══ Stored rows
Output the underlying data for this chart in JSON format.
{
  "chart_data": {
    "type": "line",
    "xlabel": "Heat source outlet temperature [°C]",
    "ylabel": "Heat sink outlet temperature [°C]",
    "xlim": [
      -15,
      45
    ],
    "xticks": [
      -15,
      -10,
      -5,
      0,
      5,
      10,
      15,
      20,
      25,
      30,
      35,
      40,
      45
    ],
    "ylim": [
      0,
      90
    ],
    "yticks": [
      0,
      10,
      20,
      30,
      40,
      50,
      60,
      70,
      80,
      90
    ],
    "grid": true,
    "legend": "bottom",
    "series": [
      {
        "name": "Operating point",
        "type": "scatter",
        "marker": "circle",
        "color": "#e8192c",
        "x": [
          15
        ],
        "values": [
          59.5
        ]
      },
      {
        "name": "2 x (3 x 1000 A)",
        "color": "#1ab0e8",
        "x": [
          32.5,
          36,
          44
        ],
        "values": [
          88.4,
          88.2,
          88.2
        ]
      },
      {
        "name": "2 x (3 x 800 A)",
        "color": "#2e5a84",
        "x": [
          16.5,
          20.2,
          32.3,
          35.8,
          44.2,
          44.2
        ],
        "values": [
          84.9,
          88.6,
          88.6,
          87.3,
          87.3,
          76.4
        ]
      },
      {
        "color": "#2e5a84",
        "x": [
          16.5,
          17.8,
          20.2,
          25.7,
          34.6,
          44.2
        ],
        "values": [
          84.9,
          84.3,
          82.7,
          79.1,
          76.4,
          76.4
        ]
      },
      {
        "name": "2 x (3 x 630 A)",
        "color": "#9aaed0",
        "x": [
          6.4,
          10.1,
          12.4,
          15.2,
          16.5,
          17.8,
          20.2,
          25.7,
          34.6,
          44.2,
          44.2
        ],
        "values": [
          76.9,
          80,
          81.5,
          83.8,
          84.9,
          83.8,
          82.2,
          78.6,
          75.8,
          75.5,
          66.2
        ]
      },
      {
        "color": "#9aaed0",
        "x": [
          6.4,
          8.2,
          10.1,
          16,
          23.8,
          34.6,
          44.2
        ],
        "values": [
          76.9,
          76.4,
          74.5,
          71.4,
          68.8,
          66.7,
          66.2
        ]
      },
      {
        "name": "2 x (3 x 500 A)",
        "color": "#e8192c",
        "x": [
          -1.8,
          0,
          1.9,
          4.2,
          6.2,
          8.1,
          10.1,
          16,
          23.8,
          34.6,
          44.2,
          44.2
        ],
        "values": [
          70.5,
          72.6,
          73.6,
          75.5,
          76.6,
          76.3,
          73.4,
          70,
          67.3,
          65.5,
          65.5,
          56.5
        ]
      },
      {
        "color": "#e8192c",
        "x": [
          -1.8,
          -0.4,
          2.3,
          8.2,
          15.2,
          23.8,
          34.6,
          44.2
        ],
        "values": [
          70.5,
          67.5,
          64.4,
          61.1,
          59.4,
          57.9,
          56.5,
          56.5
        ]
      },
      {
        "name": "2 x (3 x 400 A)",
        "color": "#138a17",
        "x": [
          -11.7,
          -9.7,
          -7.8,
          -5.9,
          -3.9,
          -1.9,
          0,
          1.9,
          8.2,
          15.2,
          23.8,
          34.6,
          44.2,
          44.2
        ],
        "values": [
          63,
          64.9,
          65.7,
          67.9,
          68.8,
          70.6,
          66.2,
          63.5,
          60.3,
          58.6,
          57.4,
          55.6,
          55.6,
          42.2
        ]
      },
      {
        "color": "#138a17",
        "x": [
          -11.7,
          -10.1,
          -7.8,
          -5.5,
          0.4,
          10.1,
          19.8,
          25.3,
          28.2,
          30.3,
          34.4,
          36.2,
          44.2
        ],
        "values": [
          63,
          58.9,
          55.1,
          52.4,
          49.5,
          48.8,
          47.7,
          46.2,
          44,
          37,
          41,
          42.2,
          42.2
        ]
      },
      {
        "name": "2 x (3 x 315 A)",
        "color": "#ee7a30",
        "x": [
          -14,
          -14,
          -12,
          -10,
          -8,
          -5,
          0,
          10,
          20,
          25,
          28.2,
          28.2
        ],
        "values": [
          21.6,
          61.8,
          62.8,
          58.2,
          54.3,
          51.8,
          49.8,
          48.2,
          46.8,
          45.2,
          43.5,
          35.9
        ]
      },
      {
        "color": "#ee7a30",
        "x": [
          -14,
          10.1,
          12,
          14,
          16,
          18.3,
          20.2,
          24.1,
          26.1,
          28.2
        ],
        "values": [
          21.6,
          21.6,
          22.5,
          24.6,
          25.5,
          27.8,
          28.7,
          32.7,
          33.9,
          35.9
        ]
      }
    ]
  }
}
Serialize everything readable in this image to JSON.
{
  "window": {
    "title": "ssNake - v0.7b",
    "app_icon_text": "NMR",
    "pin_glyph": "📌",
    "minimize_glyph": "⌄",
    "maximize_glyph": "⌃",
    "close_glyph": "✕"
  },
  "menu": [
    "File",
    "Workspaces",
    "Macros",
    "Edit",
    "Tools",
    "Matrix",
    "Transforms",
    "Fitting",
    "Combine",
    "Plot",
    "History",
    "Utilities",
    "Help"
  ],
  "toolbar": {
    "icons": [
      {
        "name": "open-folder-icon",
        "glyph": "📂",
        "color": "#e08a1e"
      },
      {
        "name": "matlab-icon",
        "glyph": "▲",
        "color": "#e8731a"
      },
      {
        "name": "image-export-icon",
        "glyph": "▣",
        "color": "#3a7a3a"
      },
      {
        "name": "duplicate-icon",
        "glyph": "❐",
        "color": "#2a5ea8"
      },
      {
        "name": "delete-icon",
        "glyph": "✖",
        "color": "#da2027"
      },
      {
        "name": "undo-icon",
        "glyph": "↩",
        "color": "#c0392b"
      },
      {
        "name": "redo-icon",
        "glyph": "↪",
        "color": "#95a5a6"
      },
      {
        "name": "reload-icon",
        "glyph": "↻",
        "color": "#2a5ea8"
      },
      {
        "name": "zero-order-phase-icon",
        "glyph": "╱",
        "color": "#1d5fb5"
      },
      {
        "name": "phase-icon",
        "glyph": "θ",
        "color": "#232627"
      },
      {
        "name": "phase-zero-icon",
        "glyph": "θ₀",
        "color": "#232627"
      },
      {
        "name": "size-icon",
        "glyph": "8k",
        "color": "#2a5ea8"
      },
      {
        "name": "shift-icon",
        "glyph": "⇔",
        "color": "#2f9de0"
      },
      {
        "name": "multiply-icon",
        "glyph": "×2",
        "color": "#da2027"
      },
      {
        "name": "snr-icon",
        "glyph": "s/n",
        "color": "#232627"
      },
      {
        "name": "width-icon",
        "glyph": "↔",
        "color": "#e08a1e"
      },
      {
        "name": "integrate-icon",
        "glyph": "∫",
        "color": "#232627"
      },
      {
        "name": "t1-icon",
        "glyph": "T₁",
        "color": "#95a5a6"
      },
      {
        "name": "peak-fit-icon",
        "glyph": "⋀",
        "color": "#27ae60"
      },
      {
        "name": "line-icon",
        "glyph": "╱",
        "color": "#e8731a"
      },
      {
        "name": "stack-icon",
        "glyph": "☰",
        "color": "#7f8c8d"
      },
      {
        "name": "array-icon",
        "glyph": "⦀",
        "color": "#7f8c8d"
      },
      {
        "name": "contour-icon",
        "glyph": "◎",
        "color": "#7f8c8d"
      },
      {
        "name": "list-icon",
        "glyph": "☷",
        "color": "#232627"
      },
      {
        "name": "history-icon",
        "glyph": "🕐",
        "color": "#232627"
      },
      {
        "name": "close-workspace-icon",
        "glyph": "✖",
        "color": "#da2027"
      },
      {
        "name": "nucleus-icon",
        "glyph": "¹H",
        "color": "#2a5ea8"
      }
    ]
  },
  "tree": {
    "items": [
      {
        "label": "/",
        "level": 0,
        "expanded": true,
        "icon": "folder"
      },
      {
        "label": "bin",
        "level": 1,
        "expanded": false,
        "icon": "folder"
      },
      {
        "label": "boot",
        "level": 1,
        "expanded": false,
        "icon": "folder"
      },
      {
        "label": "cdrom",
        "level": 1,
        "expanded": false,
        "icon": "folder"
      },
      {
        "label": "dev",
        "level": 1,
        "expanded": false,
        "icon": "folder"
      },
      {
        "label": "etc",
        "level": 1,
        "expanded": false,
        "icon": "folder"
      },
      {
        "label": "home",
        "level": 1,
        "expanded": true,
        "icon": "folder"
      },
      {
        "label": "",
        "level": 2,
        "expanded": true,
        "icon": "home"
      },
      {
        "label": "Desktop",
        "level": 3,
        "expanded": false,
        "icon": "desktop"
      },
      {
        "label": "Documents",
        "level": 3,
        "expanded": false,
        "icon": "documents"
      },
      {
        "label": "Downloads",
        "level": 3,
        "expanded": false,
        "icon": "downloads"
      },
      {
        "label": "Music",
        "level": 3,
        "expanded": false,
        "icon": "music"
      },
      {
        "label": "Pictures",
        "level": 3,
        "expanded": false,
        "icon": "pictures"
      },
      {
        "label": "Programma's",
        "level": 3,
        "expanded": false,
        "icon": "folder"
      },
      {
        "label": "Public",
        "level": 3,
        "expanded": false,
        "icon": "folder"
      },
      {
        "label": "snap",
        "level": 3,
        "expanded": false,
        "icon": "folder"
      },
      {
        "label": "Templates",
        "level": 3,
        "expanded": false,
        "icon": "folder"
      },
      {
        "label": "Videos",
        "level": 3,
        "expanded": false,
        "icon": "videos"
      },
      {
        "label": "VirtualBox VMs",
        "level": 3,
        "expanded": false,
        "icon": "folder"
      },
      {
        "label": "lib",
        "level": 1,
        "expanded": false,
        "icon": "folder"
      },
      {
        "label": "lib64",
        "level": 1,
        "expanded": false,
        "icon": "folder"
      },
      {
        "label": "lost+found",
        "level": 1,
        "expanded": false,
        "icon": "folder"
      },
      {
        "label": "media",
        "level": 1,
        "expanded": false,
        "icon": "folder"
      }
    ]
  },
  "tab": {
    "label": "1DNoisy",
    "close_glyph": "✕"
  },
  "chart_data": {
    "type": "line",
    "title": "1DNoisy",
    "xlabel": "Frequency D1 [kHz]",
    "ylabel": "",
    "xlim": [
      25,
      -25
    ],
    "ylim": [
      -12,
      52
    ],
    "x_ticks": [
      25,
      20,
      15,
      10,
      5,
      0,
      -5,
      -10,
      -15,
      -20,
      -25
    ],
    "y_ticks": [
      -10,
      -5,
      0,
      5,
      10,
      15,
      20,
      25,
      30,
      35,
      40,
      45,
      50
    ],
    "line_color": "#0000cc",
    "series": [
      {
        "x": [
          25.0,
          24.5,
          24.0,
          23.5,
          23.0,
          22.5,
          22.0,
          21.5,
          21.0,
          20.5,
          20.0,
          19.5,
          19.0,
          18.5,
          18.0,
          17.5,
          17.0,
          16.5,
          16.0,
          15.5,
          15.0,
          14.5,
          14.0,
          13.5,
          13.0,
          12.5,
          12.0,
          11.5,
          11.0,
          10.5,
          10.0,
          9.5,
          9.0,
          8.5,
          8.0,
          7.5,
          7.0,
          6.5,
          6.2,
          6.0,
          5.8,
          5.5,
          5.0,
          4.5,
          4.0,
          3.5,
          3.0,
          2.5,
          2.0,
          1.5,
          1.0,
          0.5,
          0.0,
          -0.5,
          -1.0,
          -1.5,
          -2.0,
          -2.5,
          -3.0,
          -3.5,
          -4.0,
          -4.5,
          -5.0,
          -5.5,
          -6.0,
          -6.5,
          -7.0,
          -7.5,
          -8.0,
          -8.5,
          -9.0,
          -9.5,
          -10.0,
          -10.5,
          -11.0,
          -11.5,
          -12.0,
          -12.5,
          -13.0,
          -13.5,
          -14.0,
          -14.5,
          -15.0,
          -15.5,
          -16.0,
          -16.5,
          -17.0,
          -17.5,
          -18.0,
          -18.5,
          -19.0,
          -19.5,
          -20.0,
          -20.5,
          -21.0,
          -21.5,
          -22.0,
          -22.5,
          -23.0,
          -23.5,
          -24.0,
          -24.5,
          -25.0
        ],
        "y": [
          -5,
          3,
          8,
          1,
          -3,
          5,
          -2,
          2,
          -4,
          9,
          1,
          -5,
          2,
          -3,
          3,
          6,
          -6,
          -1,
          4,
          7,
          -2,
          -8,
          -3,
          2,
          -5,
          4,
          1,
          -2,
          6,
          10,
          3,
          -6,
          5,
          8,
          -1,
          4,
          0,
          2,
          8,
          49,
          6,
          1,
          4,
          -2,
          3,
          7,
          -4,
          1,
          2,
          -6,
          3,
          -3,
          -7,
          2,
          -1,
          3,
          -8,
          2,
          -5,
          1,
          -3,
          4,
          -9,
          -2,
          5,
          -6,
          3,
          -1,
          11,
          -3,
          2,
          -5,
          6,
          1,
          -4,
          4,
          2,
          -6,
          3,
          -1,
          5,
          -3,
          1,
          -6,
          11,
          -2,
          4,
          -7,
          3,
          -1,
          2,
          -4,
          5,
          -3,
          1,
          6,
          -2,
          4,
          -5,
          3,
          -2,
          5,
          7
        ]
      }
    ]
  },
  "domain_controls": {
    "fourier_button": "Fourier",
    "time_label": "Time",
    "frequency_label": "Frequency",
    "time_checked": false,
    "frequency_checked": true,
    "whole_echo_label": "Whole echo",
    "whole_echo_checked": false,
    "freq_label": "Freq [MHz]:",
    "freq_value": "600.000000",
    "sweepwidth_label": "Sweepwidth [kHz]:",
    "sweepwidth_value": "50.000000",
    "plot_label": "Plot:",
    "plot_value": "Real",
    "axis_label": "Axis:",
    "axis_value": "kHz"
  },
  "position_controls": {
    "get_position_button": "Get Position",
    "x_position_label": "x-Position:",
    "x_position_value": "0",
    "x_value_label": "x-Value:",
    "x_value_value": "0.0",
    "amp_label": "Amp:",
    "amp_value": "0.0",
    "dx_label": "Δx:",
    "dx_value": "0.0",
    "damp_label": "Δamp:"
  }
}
════
Description of the task:
Provide the number of lines containing the string "zero", with no other output.

Task solution:
2